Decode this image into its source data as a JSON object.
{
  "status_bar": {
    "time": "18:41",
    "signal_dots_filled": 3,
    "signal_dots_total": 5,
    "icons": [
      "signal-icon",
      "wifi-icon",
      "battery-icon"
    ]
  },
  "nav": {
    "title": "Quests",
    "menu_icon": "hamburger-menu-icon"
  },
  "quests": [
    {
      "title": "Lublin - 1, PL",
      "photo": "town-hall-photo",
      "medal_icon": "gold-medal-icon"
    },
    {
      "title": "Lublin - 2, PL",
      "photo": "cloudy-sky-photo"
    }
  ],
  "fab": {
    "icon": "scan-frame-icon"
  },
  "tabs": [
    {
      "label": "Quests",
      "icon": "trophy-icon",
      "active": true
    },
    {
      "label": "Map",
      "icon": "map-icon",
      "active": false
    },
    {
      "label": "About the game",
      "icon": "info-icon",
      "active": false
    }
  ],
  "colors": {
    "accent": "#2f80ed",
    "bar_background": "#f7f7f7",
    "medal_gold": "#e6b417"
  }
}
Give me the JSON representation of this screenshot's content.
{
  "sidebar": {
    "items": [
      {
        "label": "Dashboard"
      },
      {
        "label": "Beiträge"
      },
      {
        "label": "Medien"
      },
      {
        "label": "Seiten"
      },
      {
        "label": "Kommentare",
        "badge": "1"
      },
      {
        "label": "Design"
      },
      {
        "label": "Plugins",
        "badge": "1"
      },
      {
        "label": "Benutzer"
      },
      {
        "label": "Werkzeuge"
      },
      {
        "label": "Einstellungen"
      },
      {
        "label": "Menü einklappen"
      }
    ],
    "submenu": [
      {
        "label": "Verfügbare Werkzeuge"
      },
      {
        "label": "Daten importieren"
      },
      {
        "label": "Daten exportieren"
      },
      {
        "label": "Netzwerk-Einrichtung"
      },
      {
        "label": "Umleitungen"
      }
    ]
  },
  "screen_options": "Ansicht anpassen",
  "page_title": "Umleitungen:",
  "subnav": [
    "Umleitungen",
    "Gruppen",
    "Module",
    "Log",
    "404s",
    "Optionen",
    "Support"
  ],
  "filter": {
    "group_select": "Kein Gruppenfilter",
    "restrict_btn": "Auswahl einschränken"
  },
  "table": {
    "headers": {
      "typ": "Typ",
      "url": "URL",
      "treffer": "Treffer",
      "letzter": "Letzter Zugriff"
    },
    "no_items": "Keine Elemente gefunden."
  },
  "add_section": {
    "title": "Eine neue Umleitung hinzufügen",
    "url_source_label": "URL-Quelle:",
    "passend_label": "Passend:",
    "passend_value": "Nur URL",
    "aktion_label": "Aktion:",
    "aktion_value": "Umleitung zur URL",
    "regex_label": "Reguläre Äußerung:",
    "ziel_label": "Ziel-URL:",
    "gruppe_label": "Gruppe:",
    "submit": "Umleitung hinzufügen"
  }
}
----
Problem to solve — Copy every line above in which the string "JSON" shows up.

Exercise output —
Decode this image into its source data as a JSON object.
Give me the JSON representation of this screenshot's content.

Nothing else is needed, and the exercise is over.